Work to be completed ->
Reproduce the records below in full and exactly, without their images.

Collected data entries:
-------------------------

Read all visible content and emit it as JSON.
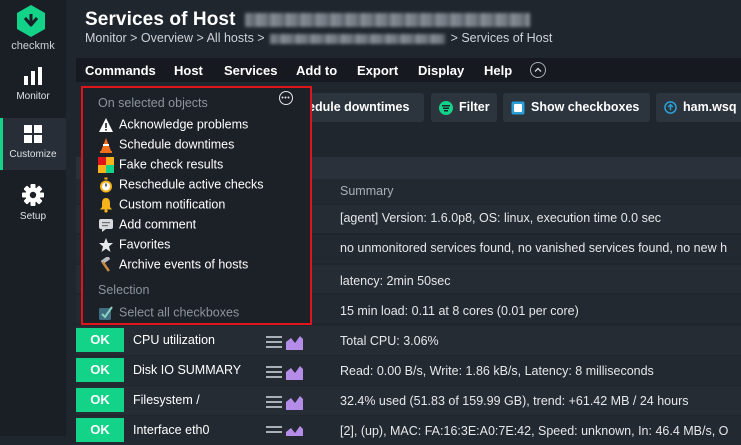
{
  "sidebar": {
    "logo_text": "checkmk",
    "items": [
      {
        "label": "Monitor",
        "icon": "bar-chart-icon"
      },
      {
        "label": "Customize",
        "icon": "grid-icon"
      },
      {
        "label": "Setup",
        "icon": "gear-icon"
      }
    ]
  },
  "header": {
    "title": "Services of Host",
    "breadcrumb_prefix": "Monitor > Overview > All hosts >",
    "breadcrumb_suffix": "> Services of Host"
  },
  "menubar": [
    "Commands",
    "Host",
    "Services",
    "Add to",
    "Export",
    "Display",
    "Help"
  ],
  "toolbar": {
    "schedule_downtimes": "edule downtimes",
    "filter": "Filter",
    "show_checkboxes": "Show checkboxes",
    "host_link": "ham.wsq"
  },
  "dropdown": {
    "section1": "On selected objects",
    "items": [
      {
        "label": "Acknowledge problems",
        "icon": "warning-icon"
      },
      {
        "label": "Schedule downtimes",
        "icon": "cone-icon"
      },
      {
        "label": "Fake check results",
        "icon": "fake-results-icon"
      },
      {
        "label": "Reschedule active checks",
        "icon": "stopwatch-icon"
      },
      {
        "label": "Custom notification",
        "icon": "bell-icon"
      },
      {
        "label": "Add comment",
        "icon": "comment-icon"
      },
      {
        "label": "Favorites",
        "icon": "star-icon"
      },
      {
        "label": "Archive events of hosts",
        "icon": "hammer-icon"
      }
    ],
    "section2": "Selection",
    "select_all": "Select all checkboxes"
  },
  "table": {
    "summary_header": "Summary",
    "partial_rows": [
      "[agent] Version: 1.6.0p8, OS: linux, execution time 0.0 sec",
      "no unmonitored services found, no vanished services found, no new h",
      "latency: 2min 50sec",
      "15 min load: 0.11 at 8 cores (0.01 per core)"
    ],
    "rows": [
      {
        "state": "OK",
        "service": "CPU utilization",
        "summary": "Total CPU: 3.06%"
      },
      {
        "state": "OK",
        "service": "Disk IO SUMMARY",
        "summary": "Read: 0.00 B/s, Write: 1.86 kB/s, Latency: 8 milliseconds"
      },
      {
        "state": "OK",
        "service": "Filesystem /",
        "summary": "32.4% used (51.83 of 159.99 GB), trend: +61.42 MB / 24 hours"
      },
      {
        "state": "OK",
        "service": "Interface eth0",
        "summary": "[2], (up), MAC: FA:16:3E:A0:7E:42, Speed: unknown, In: 46.4 MB/s, O"
      }
    ]
  },
  "colors": {
    "accent": "#13d389",
    "highlight_border": "#e0151b",
    "background": "#20262e"
  }
}
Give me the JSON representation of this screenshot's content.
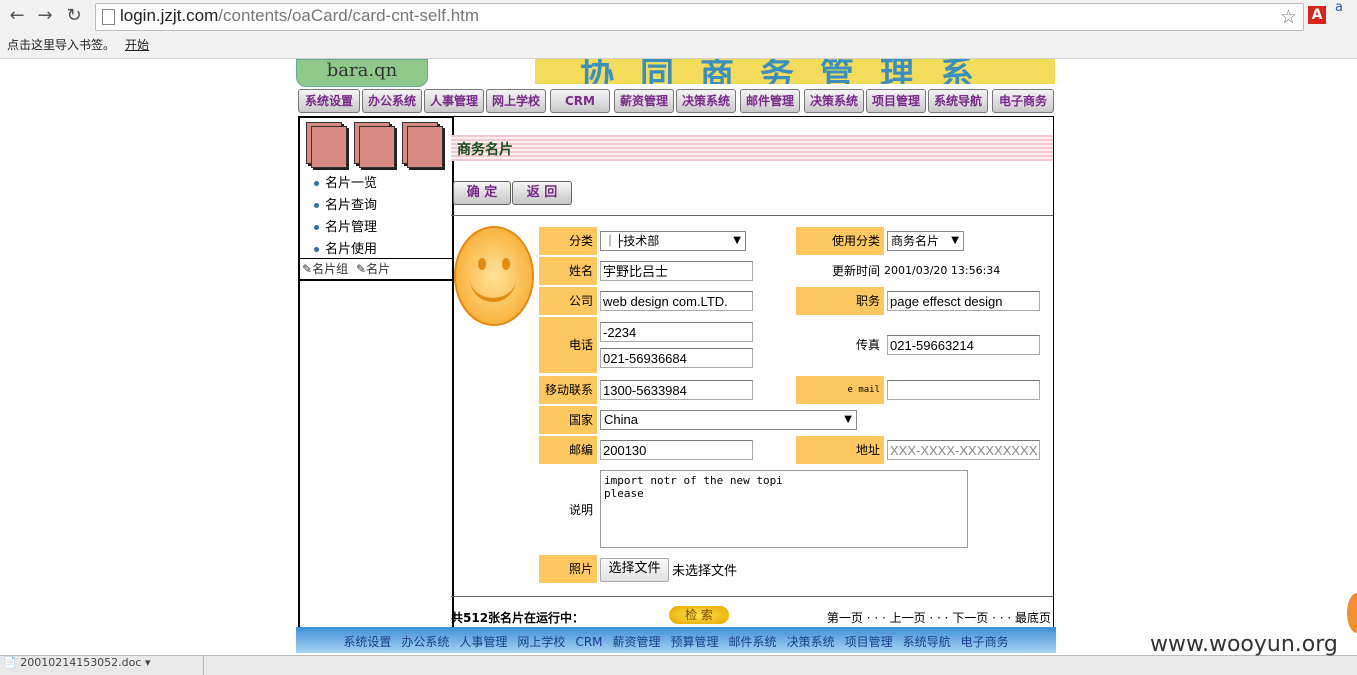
{
  "browser": {
    "url_host": "login.jzjt.com",
    "url_path": "/contents/oaCard/card-cnt-self.htm",
    "bookmarks_hint": "点击这里导入书签。",
    "bookmarks_start": "开始",
    "ext_letter": "A",
    "ext_badge": "a"
  },
  "header": {
    "logo_text": "bara.qn",
    "banner_text": "协同商务管理系统"
  },
  "top_nav": [
    "系统设置",
    "办公系统",
    "人事管理",
    "网上学校",
    "CRM",
    "薪资管理",
    "决策系统",
    "邮件管理",
    "决策系统",
    "项目管理",
    "系统导航",
    "电子商务"
  ],
  "sidebar": {
    "items": [
      "名片一览",
      "名片查询",
      "名片管理",
      "名片使用"
    ],
    "tab_group": "名片组",
    "tab_card": "名片"
  },
  "main": {
    "title": "商务名片",
    "confirm_label": "确 定",
    "back_label": "返 回"
  },
  "form": {
    "category_label": "分类",
    "category_value": "｜├技术部",
    "usage_label": "使用分类",
    "usage_value": "商务名片",
    "name_label": "姓名",
    "name_value": "宇野比吕士",
    "updated_label": "更新时间",
    "updated_value": "2001/03/20 13:56:34",
    "company_label": "公司",
    "company_value": "web design com.LTD.",
    "position_label": "职务",
    "position_value": "page effesct design",
    "phone_label": "电话",
    "phone_value_1": "-2234",
    "phone_value_2": "021-56936684",
    "fax_label": "传真",
    "fax_value": "021-59663214",
    "mobile_label": "移动联系",
    "mobile_value": "1300-5633984",
    "email_label": "e mail",
    "email_value": "",
    "country_label": "国家",
    "country_value": "China",
    "zip_label": "邮编",
    "zip_value": "200130",
    "address_label": "地址",
    "address_value": "XXX-XXXX-XXXXXXXXX",
    "note_label": "说明",
    "note_value": "import notr of the new topi\nplease",
    "photo_label": "照片",
    "file_button": "选择文件",
    "file_status": "未选择文件"
  },
  "footer_row": {
    "count_text": "共512张名片在运行中：",
    "search_label": "检 索",
    "pager": "第一页 · · · 上一页 · · · 下一页 · · · 最底页"
  },
  "bottom_nav": [
    "系统设置",
    "办公系统",
    "人事管理",
    "网上学校",
    "CRM",
    "薪资管理",
    "预算管理",
    "邮件系统",
    "决策系统",
    "项目管理",
    "系统导航",
    "电子商务"
  ],
  "status": {
    "download_item": "20010214153052.doc",
    "watermark": "www.wooyun.org"
  }
}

-------------------------

Solution to this exercise ->
Read all visible content and emit it as JSON.
{
  "sidebar": {
    "logo_text": "checkmk",
    "items": [
      {
        "label": "Monitor",
        "icon": "bar-chart-icon"
      },
      {
        "label": "Customize",
        "icon": "grid-icon"
      },
      {
        "label": "Setup",
        "icon": "gear-icon"
      }
    ]
  },
  "header": {
    "title": "Services of Host",
    "breadcrumb_prefix": "Monitor > Overview > All hosts >",
    "breadcrumb_suffix": "> Services of Host"
  },
  "menubar": [
    "Commands",
    "Host",
    "Services",
    "Add to",
    "Export",
    "Display",
    "Help"
  ],
  "toolbar": {
    "schedule_downtimes": "edule downtimes",
    "filter": "Filter",
    "show_checkboxes": "Show checkboxes",
    "host_link": "ham.wsq"
  },
  "dropdown": {
    "section1": "On selected objects",
    "items": [
      {
        "label": "Acknowledge problems",
        "icon": "warning-icon"
      },
      {
        "label": "Schedule downtimes",
        "icon": "cone-icon"
      },
      {
        "label": "Fake check results",
        "icon": "fake-results-icon"
      },
      {
        "label": "Reschedule active checks",
        "icon": "stopwatch-icon"
      },
      {
        "label": "Custom notification",
        "icon": "bell-icon"
      },
      {
        "label": "Add comment",
        "icon": "comment-icon"
      },
      {
        "label": "Favorites",
        "icon": "star-icon"
      },
      {
        "label": "Archive events of hosts",
        "icon": "hammer-icon"
      }
    ],
    "section2": "Selection",
    "select_all": "Select all checkboxes"
  },
  "table": {
    "summary_header": "Summary",
    "partial_rows": [
      "[agent] Version: 1.6.0p8, OS: linux, execution time 0.0 sec",
      "no unmonitored services found, no vanished services found, no new h",
      "latency: 2min 50sec",
      "15 min load: 0.11 at 8 cores (0.01 per core)"
    ],
    "rows": [
      {
        "state": "OK",
        "service": "CPU utilization",
        "summary": "Total CPU: 3.06%"
      },
      {
        "state": "OK",
        "service": "Disk IO SUMMARY",
        "summary": "Read: 0.00 B/s, Write: 1.86 kB/s, Latency: 8 milliseconds"
      },
      {
        "state": "OK",
        "service": "Filesystem /",
        "summary": "32.4% used (51.83 of 159.99 GB), trend: +61.42 MB / 24 hours"
      },
      {
        "state": "OK",
        "service": "Interface eth0",
        "summary": "[2], (up), MAC: FA:16:3E:A0:7E:42, Speed: unknown, In: 46.4 MB/s, O"
      }
    ]
  },
  "colors": {
    "accent": "#13d389",
    "highlight_border": "#e0151b",
    "background": "#20262e"
  }
}
Give me the JSON representation of this screenshot's content.
{
  "browser": {
    "url_host": "login.jzjt.com",
    "url_path": "/contents/oaCard/card-cnt-self.htm",
    "bookmarks_hint": "点击这里导入书签。",
    "bookmarks_start": "开始",
    "ext_letter": "A",
    "ext_badge": "a"
  },
  "header": {
    "logo_text": "bara.qn",
    "banner_text": "协同商务管理系统"
  },
  "top_nav": [
    "系统设置",
    "办公系统",
    "人事管理",
    "网上学校",
    "CRM",
    "薪资管理",
    "决策系统",
    "邮件管理",
    "决策系统",
    "项目管理",
    "系统导航",
    "电子商务"
  ],
  "sidebar": {
    "items": [
      "名片一览",
      "名片查询",
      "名片管理",
      "名片使用"
    ],
    "tab_group": "名片组",
    "tab_card": "名片"
  },
  "main": {
    "title": "商务名片",
    "confirm_label": "确 定",
    "back_label": "返 回"
  },
  "form": {
    "category_label": "分类",
    "category_value": "｜├技术部",
    "usage_label": "使用分类",
    "usage_value": "商务名片",
    "name_label": "姓名",
    "name_value": "宇野比吕士",
    "updated_label": "更新时间",
    "updated_value": "2001/03/20 13:56:34",
    "company_label": "公司",
    "company_value": "web design com.LTD.",
    "position_label": "职务",
    "position_value": "page effesct design",
    "phone_label": "电话",
    "phone_value_1": "-2234",
    "phone_value_2": "021-56936684",
    "fax_label": "传真",
    "fax_value": "021-59663214",
    "mobile_label": "移动联系",
    "mobile_value": "1300-5633984",
    "email_label": "e mail",
    "email_value": "",
    "country_label": "国家",
    "country_value": "China",
    "zip_label": "邮编",
    "zip_value": "200130",
    "address_label": "地址",
    "address_value": "XXX-XXXX-XXXXXXXXX",
    "note_label": "说明",
    "note_value": "import notr of the new topi\nplease",
    "photo_label": "照片",
    "file_button": "选择文件",
    "file_status": "未选择文件"
  },
  "footer_row": {
    "count_text": "共512张名片在运行中：",
    "search_label": "检 索",
    "pager": "第一页 · · · 上一页 · · · 下一页 · · · 最底页"
  },
  "bottom_nav": [
    "系统设置",
    "办公系统",
    "人事管理",
    "网上学校",
    "CRM",
    "薪资管理",
    "预算管理",
    "邮件系统",
    "决策系统",
    "项目管理",
    "系统导航",
    "电子商务"
  ],
  "status": {
    "download_item": "20010214153052.doc",
    "watermark": "www.wooyun.org"
  }
}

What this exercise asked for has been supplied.